EXTRACTED MATERIAL →
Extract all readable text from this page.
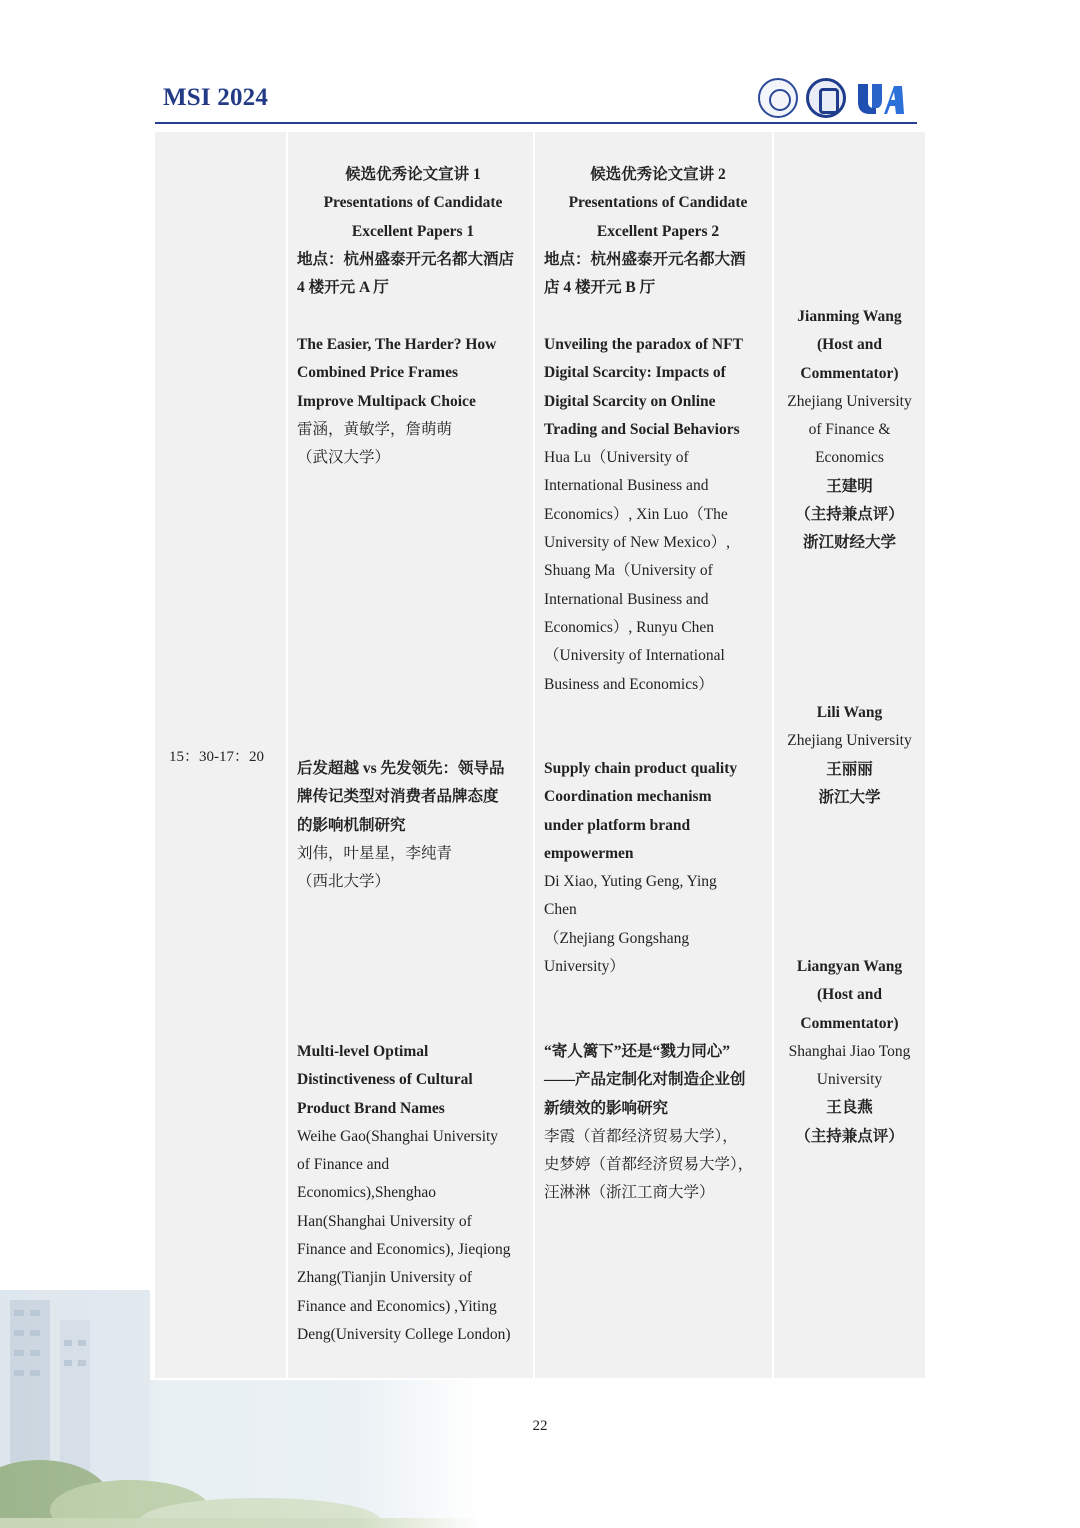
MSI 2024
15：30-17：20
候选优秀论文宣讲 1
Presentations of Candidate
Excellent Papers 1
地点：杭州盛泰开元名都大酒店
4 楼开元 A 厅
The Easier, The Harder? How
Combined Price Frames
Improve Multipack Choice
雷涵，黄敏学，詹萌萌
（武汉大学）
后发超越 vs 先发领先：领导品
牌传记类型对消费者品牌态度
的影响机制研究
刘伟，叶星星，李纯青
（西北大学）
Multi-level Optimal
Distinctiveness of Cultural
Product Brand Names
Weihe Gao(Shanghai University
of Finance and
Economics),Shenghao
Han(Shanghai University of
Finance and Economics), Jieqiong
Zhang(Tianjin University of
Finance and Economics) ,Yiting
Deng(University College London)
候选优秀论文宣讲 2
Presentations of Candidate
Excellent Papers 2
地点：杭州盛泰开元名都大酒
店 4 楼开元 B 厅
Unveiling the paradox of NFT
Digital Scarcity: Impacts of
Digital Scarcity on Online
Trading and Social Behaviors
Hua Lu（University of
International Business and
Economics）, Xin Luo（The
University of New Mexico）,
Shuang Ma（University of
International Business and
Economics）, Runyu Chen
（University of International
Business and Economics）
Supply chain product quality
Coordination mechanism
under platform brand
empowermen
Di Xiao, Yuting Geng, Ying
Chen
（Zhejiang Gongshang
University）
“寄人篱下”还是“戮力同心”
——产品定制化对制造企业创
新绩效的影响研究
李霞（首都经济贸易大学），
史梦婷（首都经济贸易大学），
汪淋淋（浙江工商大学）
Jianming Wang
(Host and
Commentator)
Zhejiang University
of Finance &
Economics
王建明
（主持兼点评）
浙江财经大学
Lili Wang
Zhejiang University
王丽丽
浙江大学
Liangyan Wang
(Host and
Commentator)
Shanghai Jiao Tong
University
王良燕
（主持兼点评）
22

...

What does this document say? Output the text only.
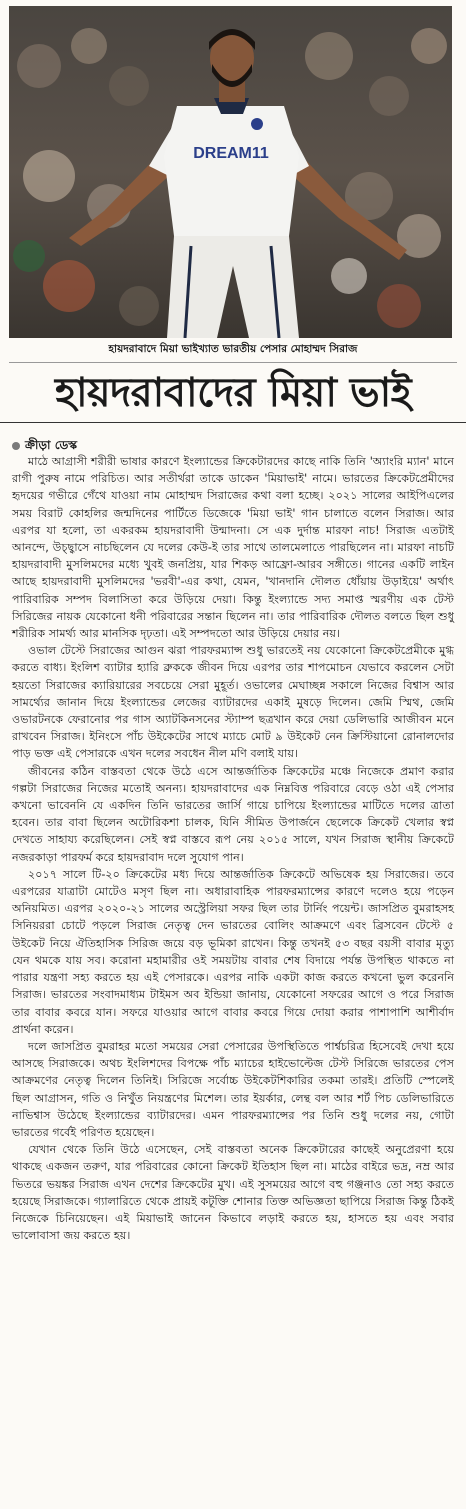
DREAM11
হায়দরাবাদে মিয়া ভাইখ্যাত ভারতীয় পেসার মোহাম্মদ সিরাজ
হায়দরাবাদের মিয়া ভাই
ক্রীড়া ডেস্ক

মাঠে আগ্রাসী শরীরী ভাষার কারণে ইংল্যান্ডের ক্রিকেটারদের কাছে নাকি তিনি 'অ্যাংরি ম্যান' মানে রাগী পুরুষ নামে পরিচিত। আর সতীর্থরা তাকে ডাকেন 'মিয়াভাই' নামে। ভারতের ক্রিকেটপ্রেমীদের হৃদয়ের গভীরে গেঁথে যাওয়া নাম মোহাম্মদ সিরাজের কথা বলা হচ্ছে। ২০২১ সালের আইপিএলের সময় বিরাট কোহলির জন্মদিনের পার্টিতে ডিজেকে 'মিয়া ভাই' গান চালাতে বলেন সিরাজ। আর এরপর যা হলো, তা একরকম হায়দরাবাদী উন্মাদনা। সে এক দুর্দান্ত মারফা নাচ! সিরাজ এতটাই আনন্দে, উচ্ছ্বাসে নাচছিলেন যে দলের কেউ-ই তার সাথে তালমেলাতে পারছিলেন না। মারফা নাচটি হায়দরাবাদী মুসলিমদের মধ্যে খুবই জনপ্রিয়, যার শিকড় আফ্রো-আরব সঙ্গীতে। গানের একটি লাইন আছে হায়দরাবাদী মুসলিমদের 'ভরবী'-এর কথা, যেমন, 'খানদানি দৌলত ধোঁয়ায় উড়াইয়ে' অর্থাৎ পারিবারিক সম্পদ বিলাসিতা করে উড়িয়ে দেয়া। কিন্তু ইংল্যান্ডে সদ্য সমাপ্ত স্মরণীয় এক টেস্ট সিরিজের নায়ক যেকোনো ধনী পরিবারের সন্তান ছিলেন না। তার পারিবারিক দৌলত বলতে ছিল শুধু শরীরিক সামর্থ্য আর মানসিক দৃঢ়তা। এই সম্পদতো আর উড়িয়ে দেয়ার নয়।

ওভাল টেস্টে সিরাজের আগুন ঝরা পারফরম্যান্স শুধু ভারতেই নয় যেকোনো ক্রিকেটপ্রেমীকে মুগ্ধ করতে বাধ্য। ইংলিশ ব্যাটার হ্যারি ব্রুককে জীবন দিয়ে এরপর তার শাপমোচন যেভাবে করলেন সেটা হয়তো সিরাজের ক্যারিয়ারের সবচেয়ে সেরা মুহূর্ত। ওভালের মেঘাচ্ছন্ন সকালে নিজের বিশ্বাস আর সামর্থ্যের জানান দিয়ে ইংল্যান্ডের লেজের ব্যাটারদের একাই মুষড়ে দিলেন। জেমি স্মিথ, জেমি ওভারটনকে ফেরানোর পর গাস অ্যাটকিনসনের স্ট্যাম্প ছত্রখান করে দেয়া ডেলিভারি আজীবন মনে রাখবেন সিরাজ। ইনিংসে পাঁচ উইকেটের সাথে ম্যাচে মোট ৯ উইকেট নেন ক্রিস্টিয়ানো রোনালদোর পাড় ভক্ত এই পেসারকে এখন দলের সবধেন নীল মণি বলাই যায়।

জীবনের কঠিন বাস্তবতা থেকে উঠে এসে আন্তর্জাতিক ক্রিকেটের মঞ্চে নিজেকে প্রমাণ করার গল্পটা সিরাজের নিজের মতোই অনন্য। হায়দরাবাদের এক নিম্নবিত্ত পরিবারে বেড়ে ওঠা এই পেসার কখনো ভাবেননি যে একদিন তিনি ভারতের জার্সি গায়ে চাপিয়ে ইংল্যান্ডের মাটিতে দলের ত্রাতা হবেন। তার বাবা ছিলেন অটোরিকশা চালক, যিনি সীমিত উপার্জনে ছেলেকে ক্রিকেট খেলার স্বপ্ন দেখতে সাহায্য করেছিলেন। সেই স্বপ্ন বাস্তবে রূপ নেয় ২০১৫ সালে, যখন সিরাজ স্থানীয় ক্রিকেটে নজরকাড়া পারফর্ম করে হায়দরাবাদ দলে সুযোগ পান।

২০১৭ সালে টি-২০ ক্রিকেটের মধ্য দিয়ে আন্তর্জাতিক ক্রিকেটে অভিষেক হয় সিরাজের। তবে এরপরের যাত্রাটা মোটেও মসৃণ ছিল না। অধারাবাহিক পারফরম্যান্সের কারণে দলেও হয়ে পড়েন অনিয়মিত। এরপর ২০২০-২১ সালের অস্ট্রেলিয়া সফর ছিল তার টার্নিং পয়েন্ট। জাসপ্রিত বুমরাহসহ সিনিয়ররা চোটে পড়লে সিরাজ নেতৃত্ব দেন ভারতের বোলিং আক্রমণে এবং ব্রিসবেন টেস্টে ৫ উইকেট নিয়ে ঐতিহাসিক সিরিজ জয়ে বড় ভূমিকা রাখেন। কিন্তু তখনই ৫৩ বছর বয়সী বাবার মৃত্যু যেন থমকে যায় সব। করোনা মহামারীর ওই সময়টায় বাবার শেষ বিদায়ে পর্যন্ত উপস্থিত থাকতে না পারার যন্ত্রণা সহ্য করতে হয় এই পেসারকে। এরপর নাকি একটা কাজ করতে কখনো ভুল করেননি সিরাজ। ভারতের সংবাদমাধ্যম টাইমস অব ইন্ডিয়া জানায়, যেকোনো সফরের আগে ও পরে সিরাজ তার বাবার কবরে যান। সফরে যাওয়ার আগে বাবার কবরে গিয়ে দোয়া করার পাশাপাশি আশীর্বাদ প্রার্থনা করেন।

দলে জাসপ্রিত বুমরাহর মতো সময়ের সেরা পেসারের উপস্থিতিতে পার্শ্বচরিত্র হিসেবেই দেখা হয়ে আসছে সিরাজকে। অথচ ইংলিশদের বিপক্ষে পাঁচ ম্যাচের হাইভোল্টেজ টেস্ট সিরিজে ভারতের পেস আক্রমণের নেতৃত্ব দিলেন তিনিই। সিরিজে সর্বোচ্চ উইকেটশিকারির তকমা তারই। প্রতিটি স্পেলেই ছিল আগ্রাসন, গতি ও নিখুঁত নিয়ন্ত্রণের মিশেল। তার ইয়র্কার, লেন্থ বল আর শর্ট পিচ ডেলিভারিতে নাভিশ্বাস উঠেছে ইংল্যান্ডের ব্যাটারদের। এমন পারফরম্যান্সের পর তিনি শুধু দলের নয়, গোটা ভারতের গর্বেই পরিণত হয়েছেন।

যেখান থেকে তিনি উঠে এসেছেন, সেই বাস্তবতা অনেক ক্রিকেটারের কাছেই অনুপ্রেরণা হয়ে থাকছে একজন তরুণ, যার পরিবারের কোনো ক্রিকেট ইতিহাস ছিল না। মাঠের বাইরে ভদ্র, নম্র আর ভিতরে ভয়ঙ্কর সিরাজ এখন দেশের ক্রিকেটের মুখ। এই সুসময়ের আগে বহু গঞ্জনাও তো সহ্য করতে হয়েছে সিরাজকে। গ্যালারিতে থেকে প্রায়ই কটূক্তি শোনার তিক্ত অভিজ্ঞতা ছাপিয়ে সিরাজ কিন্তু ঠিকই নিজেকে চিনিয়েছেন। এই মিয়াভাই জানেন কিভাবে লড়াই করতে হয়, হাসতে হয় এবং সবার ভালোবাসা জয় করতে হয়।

EXERCISE PROMPT →
Show the lines that mention the word "text".

RESULT OF THE TASK →
Extract all readable text from this page.
What does this document say? Output the text only.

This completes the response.